EXERCISE GOAL
Using the material that follows, identify and copy each line with the string "icon".

** Start of DATA EXTRACT **

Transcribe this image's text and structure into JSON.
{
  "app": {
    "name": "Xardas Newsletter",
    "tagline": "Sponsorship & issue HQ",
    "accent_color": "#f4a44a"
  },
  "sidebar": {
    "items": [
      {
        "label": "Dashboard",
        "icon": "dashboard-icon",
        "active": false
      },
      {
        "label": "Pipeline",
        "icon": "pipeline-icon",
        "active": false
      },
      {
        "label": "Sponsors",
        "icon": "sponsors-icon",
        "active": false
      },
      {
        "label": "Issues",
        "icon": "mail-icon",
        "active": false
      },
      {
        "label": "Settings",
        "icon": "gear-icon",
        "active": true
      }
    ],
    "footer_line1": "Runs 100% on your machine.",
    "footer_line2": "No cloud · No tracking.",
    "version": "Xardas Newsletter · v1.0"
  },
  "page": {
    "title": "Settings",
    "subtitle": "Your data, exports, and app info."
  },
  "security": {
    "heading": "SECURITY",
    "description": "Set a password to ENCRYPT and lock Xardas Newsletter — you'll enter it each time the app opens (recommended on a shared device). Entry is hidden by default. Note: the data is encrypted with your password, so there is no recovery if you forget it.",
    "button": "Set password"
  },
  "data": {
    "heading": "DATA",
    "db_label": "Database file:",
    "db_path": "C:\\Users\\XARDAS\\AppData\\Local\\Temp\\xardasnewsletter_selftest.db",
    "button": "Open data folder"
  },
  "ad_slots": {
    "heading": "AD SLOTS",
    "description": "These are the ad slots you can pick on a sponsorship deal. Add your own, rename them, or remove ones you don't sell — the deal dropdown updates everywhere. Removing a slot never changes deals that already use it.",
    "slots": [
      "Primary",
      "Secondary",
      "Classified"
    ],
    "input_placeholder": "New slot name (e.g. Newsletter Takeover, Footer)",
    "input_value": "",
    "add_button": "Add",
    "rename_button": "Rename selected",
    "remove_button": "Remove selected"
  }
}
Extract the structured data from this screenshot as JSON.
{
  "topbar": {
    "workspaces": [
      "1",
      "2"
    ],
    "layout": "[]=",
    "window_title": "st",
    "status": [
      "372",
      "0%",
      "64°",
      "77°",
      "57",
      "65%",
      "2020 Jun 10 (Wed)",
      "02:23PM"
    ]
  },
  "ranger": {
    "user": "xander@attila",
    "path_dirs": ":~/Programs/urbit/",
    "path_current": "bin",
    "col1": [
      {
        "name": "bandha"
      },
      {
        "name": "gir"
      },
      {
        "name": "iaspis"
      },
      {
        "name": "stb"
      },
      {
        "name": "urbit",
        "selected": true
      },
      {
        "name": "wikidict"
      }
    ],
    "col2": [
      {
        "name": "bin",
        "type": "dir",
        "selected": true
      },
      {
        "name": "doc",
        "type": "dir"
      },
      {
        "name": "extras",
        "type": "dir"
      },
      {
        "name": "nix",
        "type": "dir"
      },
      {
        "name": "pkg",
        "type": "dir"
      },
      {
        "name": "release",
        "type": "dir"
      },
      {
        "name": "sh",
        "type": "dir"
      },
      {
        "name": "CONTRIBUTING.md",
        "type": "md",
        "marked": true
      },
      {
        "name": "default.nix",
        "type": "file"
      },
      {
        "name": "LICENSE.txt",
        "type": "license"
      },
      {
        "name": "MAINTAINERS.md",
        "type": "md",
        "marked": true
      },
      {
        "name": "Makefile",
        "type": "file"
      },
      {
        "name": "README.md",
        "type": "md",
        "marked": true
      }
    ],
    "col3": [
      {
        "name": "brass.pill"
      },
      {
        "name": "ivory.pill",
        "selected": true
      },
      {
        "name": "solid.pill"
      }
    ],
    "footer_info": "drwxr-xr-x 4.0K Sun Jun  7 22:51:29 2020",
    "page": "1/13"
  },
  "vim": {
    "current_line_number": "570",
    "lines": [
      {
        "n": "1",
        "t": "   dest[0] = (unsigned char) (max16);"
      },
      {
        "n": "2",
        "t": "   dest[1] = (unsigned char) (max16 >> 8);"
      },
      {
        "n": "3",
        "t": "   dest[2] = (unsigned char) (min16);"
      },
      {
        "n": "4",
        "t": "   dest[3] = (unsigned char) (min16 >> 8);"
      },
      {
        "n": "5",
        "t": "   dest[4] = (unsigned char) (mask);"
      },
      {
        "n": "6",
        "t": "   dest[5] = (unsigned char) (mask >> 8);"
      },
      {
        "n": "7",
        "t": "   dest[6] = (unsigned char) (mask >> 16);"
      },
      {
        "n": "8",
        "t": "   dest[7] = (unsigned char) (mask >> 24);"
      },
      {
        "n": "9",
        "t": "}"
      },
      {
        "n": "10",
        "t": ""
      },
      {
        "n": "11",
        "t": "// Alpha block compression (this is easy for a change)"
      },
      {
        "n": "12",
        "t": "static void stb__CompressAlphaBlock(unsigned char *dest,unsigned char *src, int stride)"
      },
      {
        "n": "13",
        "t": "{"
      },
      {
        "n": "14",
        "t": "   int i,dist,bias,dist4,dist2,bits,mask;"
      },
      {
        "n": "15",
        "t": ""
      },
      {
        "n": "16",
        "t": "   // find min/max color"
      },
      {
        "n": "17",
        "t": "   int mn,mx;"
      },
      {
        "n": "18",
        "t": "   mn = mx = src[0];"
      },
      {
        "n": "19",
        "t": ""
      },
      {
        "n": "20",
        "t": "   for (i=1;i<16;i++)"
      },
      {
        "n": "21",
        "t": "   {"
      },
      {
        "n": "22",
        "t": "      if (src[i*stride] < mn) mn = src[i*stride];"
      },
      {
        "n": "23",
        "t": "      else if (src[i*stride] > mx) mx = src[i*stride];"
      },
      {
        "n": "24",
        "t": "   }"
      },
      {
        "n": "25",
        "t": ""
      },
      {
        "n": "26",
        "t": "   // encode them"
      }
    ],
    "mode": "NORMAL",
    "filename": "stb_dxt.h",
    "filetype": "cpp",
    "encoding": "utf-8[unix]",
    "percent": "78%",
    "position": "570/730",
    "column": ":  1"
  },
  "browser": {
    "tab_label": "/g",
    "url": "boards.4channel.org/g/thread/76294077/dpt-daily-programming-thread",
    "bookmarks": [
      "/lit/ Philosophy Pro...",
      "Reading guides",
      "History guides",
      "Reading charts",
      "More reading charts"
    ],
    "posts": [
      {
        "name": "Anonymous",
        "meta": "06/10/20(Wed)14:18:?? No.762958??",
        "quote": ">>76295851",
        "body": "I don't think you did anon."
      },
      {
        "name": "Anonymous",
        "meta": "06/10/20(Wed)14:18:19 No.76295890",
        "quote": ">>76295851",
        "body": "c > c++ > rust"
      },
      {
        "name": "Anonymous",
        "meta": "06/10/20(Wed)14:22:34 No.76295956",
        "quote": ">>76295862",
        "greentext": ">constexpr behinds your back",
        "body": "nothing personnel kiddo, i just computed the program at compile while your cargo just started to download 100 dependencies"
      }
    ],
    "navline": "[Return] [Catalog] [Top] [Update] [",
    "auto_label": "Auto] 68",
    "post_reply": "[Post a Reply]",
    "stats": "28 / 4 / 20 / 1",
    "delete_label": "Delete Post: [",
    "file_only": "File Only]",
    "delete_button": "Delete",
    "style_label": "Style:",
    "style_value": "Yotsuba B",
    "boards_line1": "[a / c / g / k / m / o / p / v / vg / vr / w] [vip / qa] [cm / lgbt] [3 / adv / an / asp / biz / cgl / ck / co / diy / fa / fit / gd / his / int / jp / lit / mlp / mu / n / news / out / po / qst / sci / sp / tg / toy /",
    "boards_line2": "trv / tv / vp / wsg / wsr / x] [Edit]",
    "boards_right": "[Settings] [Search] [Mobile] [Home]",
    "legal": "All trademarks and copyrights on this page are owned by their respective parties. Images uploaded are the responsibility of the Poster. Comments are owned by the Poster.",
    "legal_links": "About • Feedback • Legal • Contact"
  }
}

** End of DATA EXTRACT **

RESPONSE
        "icon": "dashboard-icon",
        "icon": "pipeline-icon",
        "icon": "sponsors-icon",
        "icon": "mail-icon",
        "icon": "gear-icon",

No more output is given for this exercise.